- Problem statement
Pick out the lines below that include the string "specific".

Stored items:
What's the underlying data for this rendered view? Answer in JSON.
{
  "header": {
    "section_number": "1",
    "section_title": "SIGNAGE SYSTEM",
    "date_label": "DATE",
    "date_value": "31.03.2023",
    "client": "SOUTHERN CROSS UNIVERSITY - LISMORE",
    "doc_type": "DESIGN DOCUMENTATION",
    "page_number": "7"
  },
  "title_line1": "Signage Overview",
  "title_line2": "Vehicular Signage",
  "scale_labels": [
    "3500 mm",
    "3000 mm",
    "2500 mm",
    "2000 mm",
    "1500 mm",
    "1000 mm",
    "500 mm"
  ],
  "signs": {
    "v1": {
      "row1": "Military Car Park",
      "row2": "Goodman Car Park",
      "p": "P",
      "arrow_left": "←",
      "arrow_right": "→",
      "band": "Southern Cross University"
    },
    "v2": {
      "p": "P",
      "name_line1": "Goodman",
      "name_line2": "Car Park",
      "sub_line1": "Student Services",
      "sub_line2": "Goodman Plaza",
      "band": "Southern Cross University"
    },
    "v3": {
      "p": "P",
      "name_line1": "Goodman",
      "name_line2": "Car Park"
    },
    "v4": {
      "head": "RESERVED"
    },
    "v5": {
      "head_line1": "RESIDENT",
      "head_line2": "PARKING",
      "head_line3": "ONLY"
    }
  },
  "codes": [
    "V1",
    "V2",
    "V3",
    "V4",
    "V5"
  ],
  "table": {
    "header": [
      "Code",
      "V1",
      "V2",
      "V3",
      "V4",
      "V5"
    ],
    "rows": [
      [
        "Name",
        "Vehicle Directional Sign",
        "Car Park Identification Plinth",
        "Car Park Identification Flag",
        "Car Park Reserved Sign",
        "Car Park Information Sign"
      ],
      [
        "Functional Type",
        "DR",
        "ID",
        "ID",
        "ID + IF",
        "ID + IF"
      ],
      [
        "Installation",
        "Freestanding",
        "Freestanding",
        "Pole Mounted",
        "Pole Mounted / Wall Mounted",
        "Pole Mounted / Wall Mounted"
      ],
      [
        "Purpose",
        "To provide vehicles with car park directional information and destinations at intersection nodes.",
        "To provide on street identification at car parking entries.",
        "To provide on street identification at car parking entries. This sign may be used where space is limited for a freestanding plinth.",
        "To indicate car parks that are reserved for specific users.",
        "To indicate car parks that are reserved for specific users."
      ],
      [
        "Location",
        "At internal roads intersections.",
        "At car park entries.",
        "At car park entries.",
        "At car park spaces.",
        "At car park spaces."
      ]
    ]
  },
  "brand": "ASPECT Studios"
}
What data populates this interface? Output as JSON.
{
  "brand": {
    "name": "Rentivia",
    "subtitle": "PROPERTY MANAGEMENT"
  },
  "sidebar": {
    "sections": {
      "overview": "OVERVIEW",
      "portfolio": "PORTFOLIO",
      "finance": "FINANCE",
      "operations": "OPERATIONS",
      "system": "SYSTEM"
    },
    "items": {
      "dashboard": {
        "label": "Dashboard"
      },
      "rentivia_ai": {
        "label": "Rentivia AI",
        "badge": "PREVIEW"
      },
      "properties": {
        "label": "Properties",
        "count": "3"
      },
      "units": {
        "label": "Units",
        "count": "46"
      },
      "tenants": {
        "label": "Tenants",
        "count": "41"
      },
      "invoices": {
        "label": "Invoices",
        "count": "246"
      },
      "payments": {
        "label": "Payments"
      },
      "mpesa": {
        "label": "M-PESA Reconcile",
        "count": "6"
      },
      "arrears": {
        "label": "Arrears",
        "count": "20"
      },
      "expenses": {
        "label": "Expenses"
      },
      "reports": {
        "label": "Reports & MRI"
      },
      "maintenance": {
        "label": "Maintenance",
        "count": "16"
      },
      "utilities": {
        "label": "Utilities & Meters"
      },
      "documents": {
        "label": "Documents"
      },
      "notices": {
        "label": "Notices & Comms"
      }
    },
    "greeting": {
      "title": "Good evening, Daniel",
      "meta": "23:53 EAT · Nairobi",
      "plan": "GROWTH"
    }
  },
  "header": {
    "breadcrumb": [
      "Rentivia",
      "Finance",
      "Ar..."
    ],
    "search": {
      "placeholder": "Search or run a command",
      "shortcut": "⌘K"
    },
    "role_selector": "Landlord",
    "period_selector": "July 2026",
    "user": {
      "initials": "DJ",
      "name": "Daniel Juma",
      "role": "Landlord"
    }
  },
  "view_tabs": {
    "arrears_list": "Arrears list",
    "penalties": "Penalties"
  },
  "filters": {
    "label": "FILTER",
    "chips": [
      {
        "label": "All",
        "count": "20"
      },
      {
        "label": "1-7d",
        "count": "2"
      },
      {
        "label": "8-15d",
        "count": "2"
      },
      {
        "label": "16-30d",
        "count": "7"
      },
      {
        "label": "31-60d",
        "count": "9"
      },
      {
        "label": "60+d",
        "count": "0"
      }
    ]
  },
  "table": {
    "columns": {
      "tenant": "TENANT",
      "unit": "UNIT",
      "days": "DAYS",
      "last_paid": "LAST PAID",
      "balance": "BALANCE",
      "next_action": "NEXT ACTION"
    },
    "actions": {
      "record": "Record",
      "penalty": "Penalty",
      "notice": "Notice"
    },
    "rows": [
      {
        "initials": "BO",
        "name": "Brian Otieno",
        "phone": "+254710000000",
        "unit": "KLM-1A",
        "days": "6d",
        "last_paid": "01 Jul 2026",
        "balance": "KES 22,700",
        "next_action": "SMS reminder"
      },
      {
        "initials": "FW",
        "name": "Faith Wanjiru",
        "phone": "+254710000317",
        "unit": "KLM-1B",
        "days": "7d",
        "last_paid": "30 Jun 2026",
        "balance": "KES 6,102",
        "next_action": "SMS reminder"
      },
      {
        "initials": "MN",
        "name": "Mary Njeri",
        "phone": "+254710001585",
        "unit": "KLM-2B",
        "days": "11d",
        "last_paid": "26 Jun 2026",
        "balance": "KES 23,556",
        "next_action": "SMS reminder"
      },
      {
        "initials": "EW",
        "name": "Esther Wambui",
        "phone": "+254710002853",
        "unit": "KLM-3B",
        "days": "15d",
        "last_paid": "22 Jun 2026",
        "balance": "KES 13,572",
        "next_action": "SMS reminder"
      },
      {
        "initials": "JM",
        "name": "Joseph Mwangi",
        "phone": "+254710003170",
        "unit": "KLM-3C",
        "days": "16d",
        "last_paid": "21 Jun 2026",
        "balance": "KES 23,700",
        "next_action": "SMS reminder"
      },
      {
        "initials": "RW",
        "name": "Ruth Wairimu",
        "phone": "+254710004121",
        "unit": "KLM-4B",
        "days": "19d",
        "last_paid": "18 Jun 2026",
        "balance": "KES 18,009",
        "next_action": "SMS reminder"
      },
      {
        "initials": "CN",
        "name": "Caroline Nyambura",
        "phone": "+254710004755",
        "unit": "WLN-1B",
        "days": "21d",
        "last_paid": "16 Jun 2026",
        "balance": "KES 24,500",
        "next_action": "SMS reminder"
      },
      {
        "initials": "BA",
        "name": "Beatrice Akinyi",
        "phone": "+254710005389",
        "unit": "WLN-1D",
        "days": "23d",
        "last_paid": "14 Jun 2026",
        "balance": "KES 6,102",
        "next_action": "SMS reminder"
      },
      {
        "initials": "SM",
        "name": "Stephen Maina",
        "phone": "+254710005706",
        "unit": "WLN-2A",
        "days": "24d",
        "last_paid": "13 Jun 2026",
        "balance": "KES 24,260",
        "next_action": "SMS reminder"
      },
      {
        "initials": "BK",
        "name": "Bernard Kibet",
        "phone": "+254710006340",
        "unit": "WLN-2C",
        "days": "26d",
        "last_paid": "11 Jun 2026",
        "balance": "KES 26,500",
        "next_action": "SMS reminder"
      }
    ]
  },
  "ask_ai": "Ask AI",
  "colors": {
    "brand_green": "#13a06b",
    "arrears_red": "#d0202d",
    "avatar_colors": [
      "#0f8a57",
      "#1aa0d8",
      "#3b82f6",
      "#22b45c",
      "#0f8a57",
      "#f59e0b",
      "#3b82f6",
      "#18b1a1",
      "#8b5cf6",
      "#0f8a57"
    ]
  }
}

- Exercise output
        "To indicate car parks that are reserved for specific users.",
        "To indicate car parks that are reserved for specific users."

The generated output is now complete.